Requirement: Each line of the data below should be restated exactly, with images left out.

(Records of document pages and text)
· · ·

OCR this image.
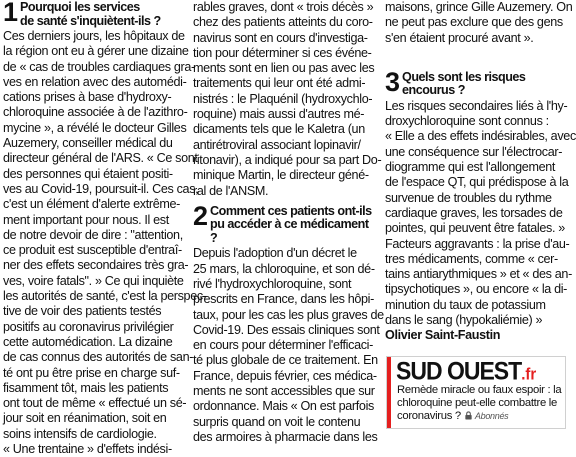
1 Pourquoi les services
de santé s'inquiètent-ils ?
Ces derniers jours, les hôpitaux de
la région ont eu à gérer une dizaine
de « cas de troubles cardiaques gra-
ves en relation avec des automédi-
cations prises à base d'hydroxy-
chloroquine associée à de l'azithro-
mycine », a révélé le docteur Gilles
Auzemery, conseiller médical du
directeur général de l'ARS. « Ce sont
des personnes qui étaient positi-
ves au Covid-19, poursuit-il. Ces cas,
c'est un élément d'alerte extrême-
ment important pour nous. Il est
de notre devoir de dire : "attention,
ce produit est susceptible d'entraî-
ner des effets secondaires très gra-
ves, voire fatals". » Ce qui inquiète
les autorités de santé, c'est la perspec-
tive de voir des patients testés
positifs au coronavirus privilégier
cette automédication. La dizaine
de cas connus des autorités de san-
té ont pu être prise en charge suf-
fisamment tôt, mais les patients
ont tout de même « effectué un sé-
jour soit en réanimation, soit en
soins intensifs de cardiologie.
« Une trentaine » d'effets indési-
rables graves, dont « trois décès »
chez des patients atteints du coro-
navirus sont en cours d'investiga-
tion pour déterminer si ces événe-
ments sont en lien ou pas avec les
traitements qui leur ont été admi-
nistrés : le Plaquénil (hydroxychlo-
roquine) mais aussi d'autres mé-
dicaments tels que le Kaletra (un
antirétroviral associant lopinavir/
ritonavir), a indiqué pour sa part Do-
minique Martin, le directeur géné-
ral de l'ANSM.
2 Comment ces patients ont-ils
pu accéder à ce médicament ?
Depuis l'adoption d'un décret le
25 mars, la chloroquine, et son dé-
rivé l'hydroxychloroquine, sont
prescrits en France, dans les hôpi-
taux, pour les cas les plus graves de
Covid-19. Des essais cliniques sont
en cours pour déterminer l'efficaci-
té plus globale de ce traitement. En
France, depuis février, ces médica-
ments ne sont accessibles que sur
ordonnance. Mais « On est parfois
surpris quand on voit le contenu
des armoires à pharmacie dans les
maisons, grince Gille Auzemery. On
ne peut pas exclure que des gens
s'en étaient procuré avant ».
3 Quels sont les risques
encourus ?
Les risques secondaires liés à l'hy-
droxychloroquine sont connus :
« Elle a des effets indésirables, avec
une conséquence sur l'électrocar-
diogramme qui est l'allongement
de l'espace QT, qui prédispose à la
survenue de troubles du rythme
cardiaque graves, les torsades de
pointes, qui peuvent être fatales. »
Facteurs aggravants : la prise d'au-
tres médicaments, comme « cer-
tains antiarythmiques » et « des an-
tipsychotiques », ou encore « la di-
minution du taux de potassium
dans le sang (hypokaliémie) »
Olivier Saint-Faustin
SUD OUEST.fr
Remède miracle ou faux espoir : la
chloroquine peut-elle combattre le
coronavirus ? Abonnés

· · ·

Result of the exercise:
OCR this image.
1 Pourquoi les services
de santé s'inquiètent-ils ?
Ces derniers jours, les hôpitaux de
la région ont eu à gérer une dizaine
de « cas de troubles cardiaques gra-
ves en relation avec des automédi-
cations prises à base d'hydroxy-
chloroquine associée à de l'azithro-
mycine », a révélé le docteur Gilles
Auzemery, conseiller médical du
directeur général de l'ARS. « Ce sont
des personnes qui étaient positi-
ves au Covid-19, poursuit-il. Ces cas,
c'est un élément d'alerte extrême-
ment important pour nous. Il est
de notre devoir de dire : "attention,
ce produit est susceptible d'entraî-
ner des effets secondaires très gra-
ves, voire fatals". » Ce qui inquiète
les autorités de santé, c'est la perspec-
tive de voir des patients testés
positifs au coronavirus privilégier
cette automédication. La dizaine
de cas connus des autorités de san-
té ont pu être prise en charge suf-
fisamment tôt, mais les patients
ont tout de même « effectué un sé-
jour soit en réanimation, soit en
soins intensifs de cardiologie.
« Une trentaine » d'effets indési-
rables graves, dont « trois décès »
chez des patients atteints du coro-
navirus sont en cours d'investiga-
tion pour déterminer si ces événe-
ments sont en lien ou pas avec les
traitements qui leur ont été admi-
nistrés : le Plaquénil (hydroxychlo-
roquine) mais aussi d'autres mé-
dicaments tels que le Kaletra (un
antirétroviral associant lopinavir/
ritonavir), a indiqué pour sa part Do-
minique Martin, le directeur géné-
ral de l'ANSM.
2 Comment ces patients ont-ils
pu accéder à ce médicament ?
Depuis l'adoption d'un décret le
25 mars, la chloroquine, et son dé-
rivé l'hydroxychloroquine, sont
prescrits en France, dans les hôpi-
taux, pour les cas les plus graves de
Covid-19. Des essais cliniques sont
en cours pour déterminer l'efficaci-
té plus globale de ce traitement. En
France, depuis février, ces médica-
ments ne sont accessibles que sur
ordonnance. Mais « On est parfois
surpris quand on voit le contenu
des armoires à pharmacie dans les
maisons, grince Gille Auzemery. On
ne peut pas exclure que des gens
s'en étaient procuré avant ».
3 Quels sont les risques
encourus ?
Les risques secondaires liés à l'hy-
droxychloroquine sont connus :
« Elle a des effets indésirables, avec
une conséquence sur l'électrocar-
diogramme qui est l'allongement
de l'espace QT, qui prédispose à la
survenue de troubles du rythme
cardiaque graves, les torsades de
pointes, qui peuvent être fatales. »
Facteurs aggravants : la prise d'au-
tres médicaments, comme « cer-
tains antiarythmiques » et « des an-
tipsychotiques », ou encore « la di-
minution du taux de potassium
dans le sang (hypokaliémie) »
Olivier Saint-Faustin
SUD OUEST.fr
Remède miracle ou faux espoir : la
chloroquine peut-elle combattre le
coronavirus ? Abonnés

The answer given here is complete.